RECORDS TO PROCESS:
===

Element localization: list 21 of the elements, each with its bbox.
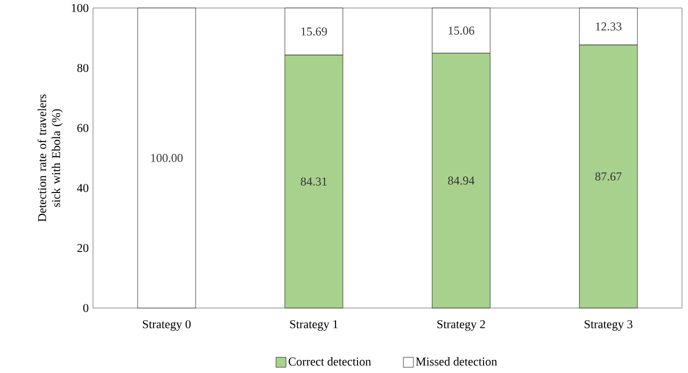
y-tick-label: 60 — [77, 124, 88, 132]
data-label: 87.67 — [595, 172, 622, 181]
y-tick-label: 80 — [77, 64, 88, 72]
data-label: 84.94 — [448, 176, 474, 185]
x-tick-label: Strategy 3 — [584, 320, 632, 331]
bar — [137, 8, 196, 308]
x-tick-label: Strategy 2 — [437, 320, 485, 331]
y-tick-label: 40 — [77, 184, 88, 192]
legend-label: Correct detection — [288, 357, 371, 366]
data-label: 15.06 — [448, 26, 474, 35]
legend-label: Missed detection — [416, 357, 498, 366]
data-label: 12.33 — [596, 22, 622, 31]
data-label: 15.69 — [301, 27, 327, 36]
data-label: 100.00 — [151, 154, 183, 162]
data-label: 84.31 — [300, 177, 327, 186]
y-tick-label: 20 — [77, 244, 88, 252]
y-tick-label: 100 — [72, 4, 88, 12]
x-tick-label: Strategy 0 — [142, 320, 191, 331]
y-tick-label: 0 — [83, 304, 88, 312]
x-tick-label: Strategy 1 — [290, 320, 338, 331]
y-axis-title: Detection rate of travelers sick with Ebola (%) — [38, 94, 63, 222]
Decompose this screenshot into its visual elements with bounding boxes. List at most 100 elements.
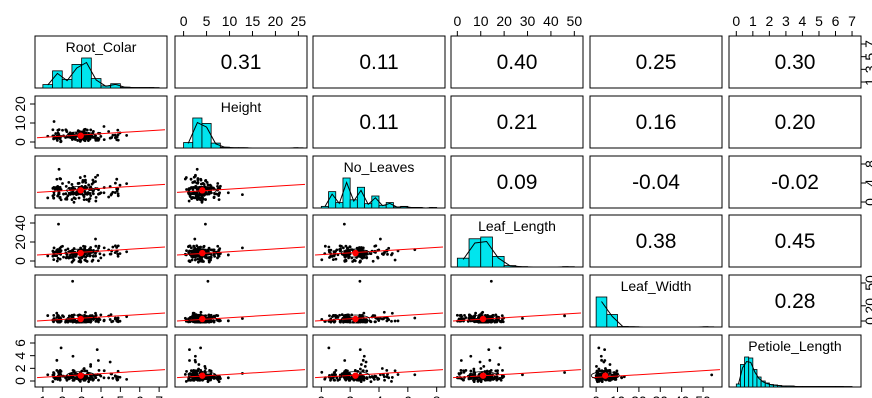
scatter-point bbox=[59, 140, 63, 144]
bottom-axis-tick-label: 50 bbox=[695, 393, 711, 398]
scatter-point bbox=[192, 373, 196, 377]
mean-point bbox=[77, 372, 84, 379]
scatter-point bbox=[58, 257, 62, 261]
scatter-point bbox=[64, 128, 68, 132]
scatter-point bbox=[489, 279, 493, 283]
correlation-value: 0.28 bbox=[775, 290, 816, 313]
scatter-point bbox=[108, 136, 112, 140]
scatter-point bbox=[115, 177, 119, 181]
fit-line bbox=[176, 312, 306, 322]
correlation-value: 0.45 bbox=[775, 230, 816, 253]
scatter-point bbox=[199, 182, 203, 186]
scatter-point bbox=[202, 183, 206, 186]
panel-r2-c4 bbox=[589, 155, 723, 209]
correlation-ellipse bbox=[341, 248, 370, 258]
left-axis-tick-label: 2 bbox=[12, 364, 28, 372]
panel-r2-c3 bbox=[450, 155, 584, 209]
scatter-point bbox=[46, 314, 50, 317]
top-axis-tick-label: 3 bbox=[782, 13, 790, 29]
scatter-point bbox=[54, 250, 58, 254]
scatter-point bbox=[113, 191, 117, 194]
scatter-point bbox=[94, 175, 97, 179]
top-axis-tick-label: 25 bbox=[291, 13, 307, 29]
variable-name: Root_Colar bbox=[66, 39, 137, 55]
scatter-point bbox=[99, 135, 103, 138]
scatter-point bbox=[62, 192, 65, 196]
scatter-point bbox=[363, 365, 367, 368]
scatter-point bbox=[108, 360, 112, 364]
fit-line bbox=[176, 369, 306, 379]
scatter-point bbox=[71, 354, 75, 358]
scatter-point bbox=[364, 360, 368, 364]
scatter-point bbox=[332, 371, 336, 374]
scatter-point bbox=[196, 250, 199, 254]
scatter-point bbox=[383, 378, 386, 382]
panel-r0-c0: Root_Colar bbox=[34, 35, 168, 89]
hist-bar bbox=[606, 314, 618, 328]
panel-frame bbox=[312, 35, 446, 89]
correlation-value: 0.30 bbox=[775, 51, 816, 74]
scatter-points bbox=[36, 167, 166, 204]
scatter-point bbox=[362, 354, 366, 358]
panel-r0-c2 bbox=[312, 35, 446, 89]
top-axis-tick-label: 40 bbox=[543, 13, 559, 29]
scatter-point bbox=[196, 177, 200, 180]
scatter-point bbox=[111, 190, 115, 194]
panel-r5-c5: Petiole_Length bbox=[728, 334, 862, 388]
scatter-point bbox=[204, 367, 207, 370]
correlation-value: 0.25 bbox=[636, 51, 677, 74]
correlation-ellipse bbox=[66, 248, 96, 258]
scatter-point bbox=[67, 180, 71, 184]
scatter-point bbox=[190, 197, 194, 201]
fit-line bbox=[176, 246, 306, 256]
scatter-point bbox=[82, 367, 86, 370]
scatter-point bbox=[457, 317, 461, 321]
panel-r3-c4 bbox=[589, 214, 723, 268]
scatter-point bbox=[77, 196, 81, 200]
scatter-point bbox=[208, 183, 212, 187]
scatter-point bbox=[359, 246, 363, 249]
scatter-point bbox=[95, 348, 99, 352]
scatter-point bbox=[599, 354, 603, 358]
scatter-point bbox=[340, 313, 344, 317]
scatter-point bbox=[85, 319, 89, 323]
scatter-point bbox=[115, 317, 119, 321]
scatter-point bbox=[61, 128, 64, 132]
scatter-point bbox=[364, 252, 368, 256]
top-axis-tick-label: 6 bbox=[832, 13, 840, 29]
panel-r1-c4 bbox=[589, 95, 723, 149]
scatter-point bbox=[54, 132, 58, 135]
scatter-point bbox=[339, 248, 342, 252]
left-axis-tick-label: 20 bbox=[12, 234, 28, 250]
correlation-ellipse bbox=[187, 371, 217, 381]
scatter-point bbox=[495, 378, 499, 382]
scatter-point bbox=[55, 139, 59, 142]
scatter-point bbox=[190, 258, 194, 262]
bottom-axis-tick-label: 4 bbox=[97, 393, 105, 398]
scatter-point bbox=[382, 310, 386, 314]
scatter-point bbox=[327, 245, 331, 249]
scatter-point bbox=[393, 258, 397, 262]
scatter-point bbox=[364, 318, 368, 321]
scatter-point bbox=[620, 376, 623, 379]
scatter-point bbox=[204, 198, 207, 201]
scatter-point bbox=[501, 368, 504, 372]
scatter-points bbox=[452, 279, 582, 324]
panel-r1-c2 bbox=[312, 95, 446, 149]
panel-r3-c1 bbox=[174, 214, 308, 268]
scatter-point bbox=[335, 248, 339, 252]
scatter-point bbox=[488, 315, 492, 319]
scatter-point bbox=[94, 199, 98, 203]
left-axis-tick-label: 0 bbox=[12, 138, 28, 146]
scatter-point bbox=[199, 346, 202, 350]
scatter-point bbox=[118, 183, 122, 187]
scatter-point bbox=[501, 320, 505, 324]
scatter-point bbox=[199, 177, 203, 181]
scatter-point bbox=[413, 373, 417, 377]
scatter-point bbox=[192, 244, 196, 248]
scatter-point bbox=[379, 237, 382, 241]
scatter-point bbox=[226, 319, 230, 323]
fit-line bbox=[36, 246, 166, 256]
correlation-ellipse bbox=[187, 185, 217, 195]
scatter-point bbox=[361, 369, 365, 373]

===

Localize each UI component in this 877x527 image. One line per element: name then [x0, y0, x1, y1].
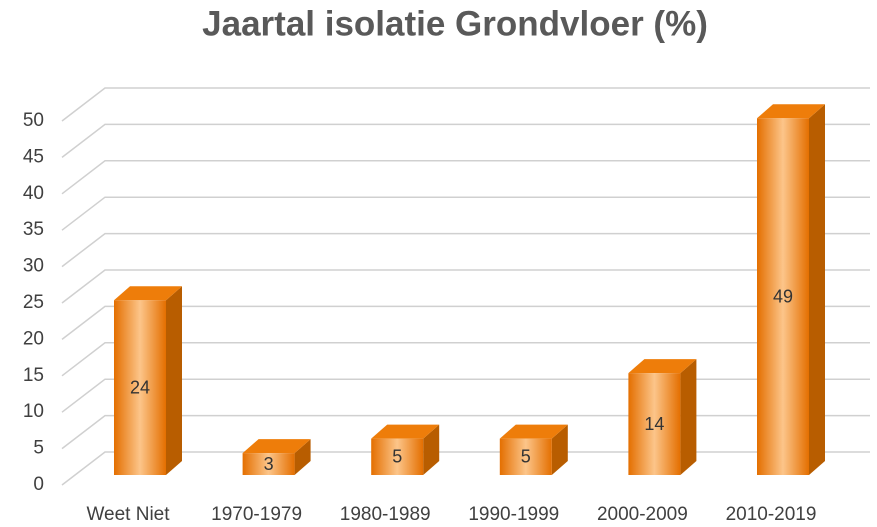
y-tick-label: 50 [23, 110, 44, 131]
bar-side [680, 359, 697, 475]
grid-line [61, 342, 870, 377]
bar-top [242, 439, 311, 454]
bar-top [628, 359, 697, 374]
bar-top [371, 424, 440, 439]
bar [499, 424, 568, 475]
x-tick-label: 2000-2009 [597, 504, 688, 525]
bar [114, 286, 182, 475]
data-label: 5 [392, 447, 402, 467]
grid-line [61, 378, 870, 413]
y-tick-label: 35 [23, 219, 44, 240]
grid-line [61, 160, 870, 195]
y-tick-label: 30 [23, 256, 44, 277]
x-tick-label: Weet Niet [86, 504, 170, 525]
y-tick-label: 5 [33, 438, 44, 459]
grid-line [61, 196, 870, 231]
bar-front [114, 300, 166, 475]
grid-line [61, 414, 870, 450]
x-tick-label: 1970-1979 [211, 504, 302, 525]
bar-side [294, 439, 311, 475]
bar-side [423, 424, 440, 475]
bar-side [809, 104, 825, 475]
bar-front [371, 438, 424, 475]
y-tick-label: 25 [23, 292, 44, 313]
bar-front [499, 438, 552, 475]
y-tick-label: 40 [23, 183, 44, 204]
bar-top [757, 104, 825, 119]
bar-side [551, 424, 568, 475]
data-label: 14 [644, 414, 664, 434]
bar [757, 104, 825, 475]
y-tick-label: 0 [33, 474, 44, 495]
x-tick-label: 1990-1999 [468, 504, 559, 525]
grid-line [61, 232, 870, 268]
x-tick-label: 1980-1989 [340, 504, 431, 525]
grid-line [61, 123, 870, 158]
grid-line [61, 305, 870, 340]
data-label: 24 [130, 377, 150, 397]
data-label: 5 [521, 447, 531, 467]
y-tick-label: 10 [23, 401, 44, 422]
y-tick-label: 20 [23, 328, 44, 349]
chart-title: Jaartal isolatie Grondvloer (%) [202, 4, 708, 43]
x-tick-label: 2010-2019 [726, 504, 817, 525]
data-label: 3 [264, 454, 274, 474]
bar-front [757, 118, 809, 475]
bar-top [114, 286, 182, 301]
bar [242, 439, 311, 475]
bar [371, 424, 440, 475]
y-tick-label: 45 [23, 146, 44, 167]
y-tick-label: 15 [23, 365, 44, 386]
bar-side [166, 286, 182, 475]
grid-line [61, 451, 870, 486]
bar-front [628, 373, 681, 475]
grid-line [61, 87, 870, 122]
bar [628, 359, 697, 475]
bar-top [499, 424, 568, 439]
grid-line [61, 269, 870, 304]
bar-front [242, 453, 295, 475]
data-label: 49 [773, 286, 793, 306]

===

YOUR GOAL: Update everything from the line containing "y-tick-label: 60 — [77, 124, 88, 132]" down to the line containing "Decompose this screenshot" so that "Strategy" becomes "Scenario", leaving the rest unchanged.

ANSWER TO THIS EXERCISE:
y-tick-label: 60 — [77, 124, 88, 132]
data-label: 87.67 — [595, 172, 622, 181]
y-tick-label: 80 — [77, 64, 88, 72]
data-label: 84.94 — [448, 176, 474, 185]
x-tick-label: Scenario 3 — [584, 320, 632, 331]
bar — [137, 8, 196, 308]
x-tick-label: Scenario 2 — [437, 320, 485, 331]
y-tick-label: 40 — [77, 184, 88, 192]
legend-label: Correct detection — [288, 357, 371, 366]
data-label: 15.06 — [448, 26, 474, 35]
legend-label: Missed detection — [416, 357, 498, 366]
data-label: 12.33 — [596, 22, 622, 31]
data-label: 15.69 — [301, 27, 327, 36]
data-label: 100.00 — [151, 154, 183, 162]
data-label: 84.31 — [300, 177, 327, 186]
y-tick-label: 20 — [77, 244, 88, 252]
y-tick-label: 100 — [72, 4, 88, 12]
x-tick-label: Scenario 0 — [142, 320, 191, 331]
y-tick-label: 0 — [83, 304, 88, 312]
x-tick-label: Scenario 1 — [290, 320, 338, 331]
y-axis-title: Detection rate of travelers sick with Ebola (%) — [38, 94, 63, 222]
Decompose this screenshot into its visual elements with bounding boxes. List at most 100 elements.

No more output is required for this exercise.